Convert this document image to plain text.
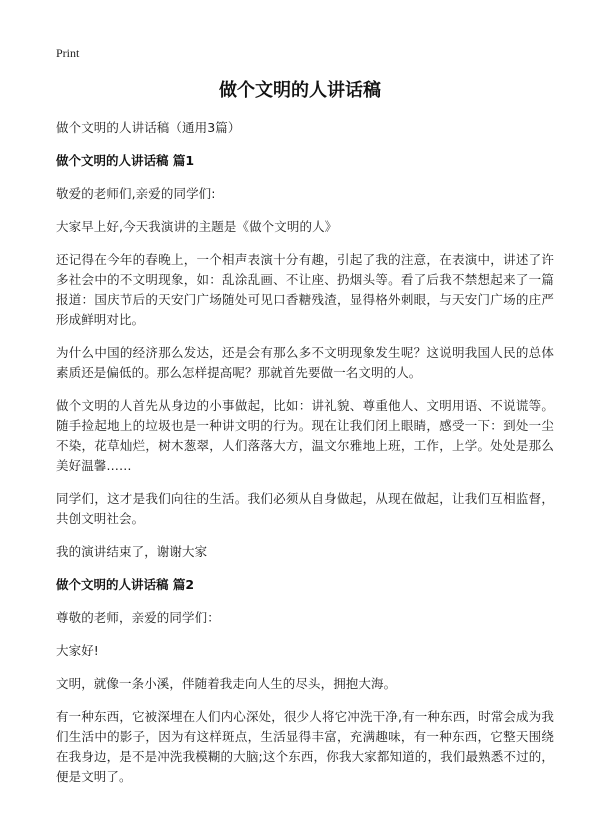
Print
做个文明的人讲话稿

做个文明的人讲话稿（通用3篇）

做个文明的人讲话稿 篇1

敬爱的老师们,亲爱的同学们:

大家早上好,今天我演讲的主题是《做个文明的人》

还记得在今年的春晚上，一个相声表演十分有趣，引起了我的注意，在表演中，讲述了许多社会中的不文明现象，如：乱涂乱画、不让座、扔烟头等。看了后我不禁想起来了一篇报道：国庆节后的天安门广场随处可见口香糖残渣，显得格外刺眼，与天安门广场的庄严形成鲜明对比。

为什么中国的经济那么发达，还是会有那么多不文明现象发生呢？这说明我国人民的总体素质还是偏低的。那么怎样提高呢？那就首先要做一名文明的人。

做个文明的人首先从身边的小事做起，比如：讲礼貌、尊重他人、文明用语、不说谎等。随手捡起地上的垃圾也是一种讲文明的行为。现在让我们闭上眼睛，感受一下：到处一尘不染，花草灿烂，树木葱翠，人们落落大方，温文尔雅地上班，工作，上学。处处是那么美好温馨……

同学们，这才是我们向往的生活。我们必须从自身做起，从现在做起，让我们互相监督，共创文明社会。

我的演讲结束了，谢谢大家

做个文明的人讲话稿 篇2

尊敬的老师，亲爱的同学们：

大家好!

文明，就像一条小溪，伴随着我走向人生的尽头，拥抱大海。

有一种东西，它被深埋在人们内心深处，很少人将它冲洗干净,有一种东西，时常会成为我们生活中的影子，因为有这样斑点，生活显得丰富，充满趣味，有一种东西，它整天围绕在我身边，是不是冲洗我模糊的大脑;这个东西，你我大家都知道的，我们最熟悉不过的，便是文明了。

◆ **Exercise instructions**
Set down the lines of the records above exactly, apart from the pictures.

◆ **Exercise solution**
Convert this document image to plain text.
Print
做个文明的人讲话稿

做个文明的人讲话稿（通用3篇）

做个文明的人讲话稿 篇1

敬爱的老师们,亲爱的同学们:

大家早上好,今天我演讲的主题是《做个文明的人》

还记得在今年的春晚上，一个相声表演十分有趣，引起了我的注意，在表演中，讲述了许多社会中的不文明现象，如：乱涂乱画、不让座、扔烟头等。看了后我不禁想起来了一篇报道：国庆节后的天安门广场随处可见口香糖残渣，显得格外刺眼，与天安门广场的庄严形成鲜明对比。

为什么中国的经济那么发达，还是会有那么多不文明现象发生呢？这说明我国人民的总体素质还是偏低的。那么怎样提高呢？那就首先要做一名文明的人。

做个文明的人首先从身边的小事做起，比如：讲礼貌、尊重他人、文明用语、不说谎等。随手捡起地上的垃圾也是一种讲文明的行为。现在让我们闭上眼睛，感受一下：到处一尘不染，花草灿烂，树木葱翠，人们落落大方，温文尔雅地上班，工作，上学。处处是那么美好温馨……

同学们，这才是我们向往的生活。我们必须从自身做起，从现在做起，让我们互相监督，共创文明社会。

我的演讲结束了，谢谢大家

做个文明的人讲话稿 篇2

尊敬的老师，亲爱的同学们：

大家好!

文明，就像一条小溪，伴随着我走向人生的尽头，拥抱大海。

有一种东西，它被深埋在人们内心深处，很少人将它冲洗干净,有一种东西，时常会成为我们生活中的影子，因为有这样斑点，生活显得丰富，充满趣味，有一种东西，它整天围绕在我身边，是不是冲洗我模糊的大脑;这个东西，你我大家都知道的，我们最熟悉不过的，便是文明了。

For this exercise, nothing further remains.